To do
How many lines in the listing below include the word "public"? Answer with the number and nothing else.

[Collected data]
· · · ·
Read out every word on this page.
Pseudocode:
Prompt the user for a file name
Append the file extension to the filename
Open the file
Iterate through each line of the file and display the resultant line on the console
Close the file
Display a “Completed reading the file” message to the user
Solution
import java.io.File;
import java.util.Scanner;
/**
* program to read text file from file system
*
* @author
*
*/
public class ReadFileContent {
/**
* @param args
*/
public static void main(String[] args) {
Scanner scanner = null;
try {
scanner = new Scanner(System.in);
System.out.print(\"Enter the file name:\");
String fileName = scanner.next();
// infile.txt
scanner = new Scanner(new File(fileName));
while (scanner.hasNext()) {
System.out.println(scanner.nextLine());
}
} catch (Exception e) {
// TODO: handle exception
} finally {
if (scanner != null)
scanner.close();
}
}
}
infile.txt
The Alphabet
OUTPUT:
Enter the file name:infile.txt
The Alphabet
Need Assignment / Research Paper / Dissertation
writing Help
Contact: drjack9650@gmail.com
· · · ·
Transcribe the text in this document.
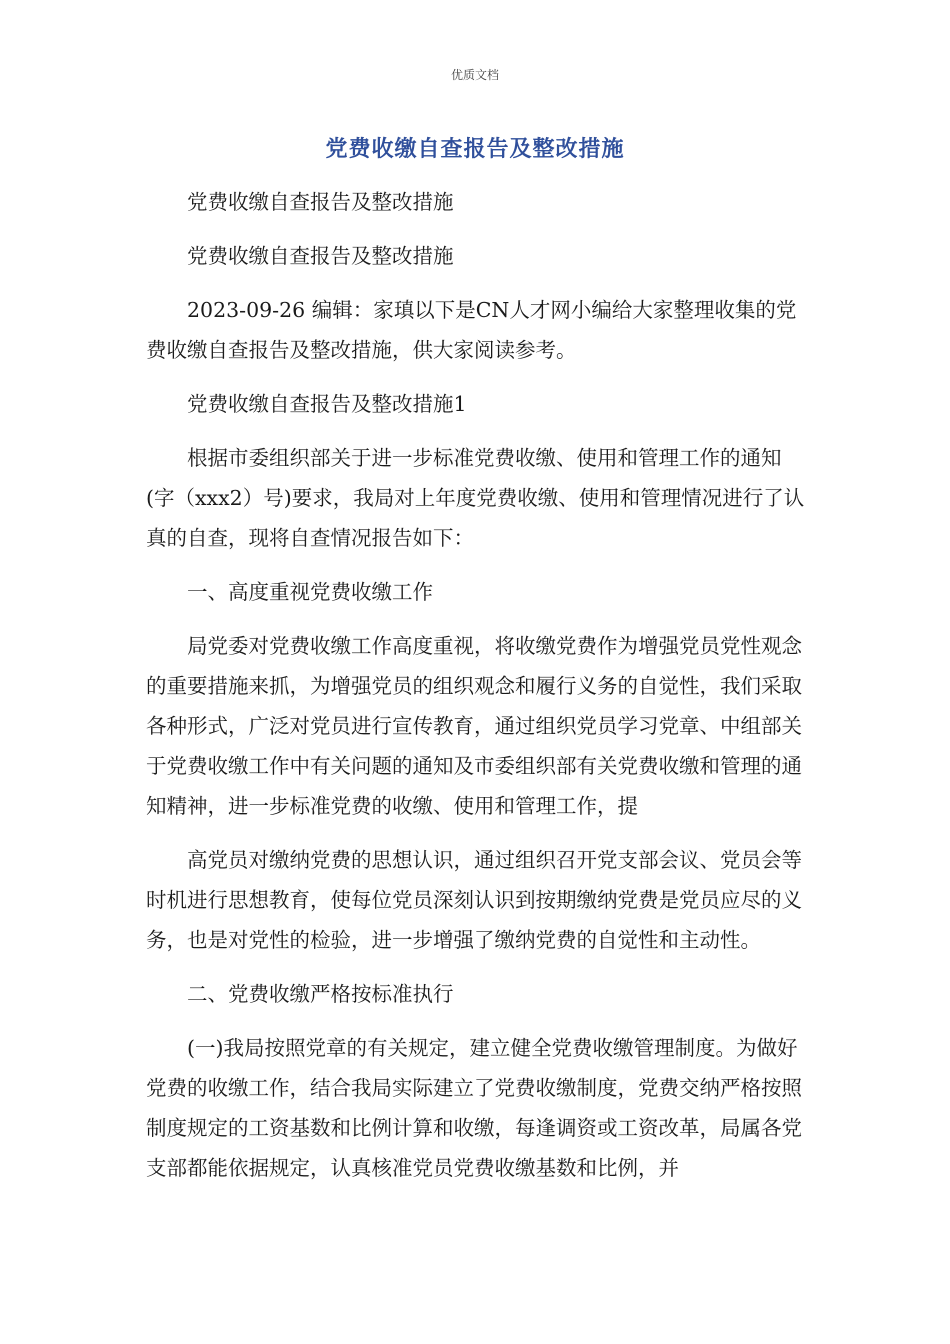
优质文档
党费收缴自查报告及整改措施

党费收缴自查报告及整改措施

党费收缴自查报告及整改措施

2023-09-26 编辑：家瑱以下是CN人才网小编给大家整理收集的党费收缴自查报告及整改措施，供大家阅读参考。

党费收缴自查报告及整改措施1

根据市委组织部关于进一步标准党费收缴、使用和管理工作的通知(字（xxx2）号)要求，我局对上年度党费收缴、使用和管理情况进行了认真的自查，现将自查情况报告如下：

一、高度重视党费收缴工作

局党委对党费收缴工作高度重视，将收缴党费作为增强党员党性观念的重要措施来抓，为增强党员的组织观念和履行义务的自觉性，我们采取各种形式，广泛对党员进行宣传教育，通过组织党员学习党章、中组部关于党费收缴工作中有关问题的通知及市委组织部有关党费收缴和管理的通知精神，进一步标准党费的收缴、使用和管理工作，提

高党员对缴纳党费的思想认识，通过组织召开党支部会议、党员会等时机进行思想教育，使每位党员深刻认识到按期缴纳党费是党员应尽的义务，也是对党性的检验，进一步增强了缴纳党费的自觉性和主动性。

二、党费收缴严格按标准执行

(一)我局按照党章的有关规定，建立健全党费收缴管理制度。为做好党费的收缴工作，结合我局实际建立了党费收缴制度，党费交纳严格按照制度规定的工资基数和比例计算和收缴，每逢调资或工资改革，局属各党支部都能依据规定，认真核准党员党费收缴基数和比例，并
· · · ·
Exercise solution
2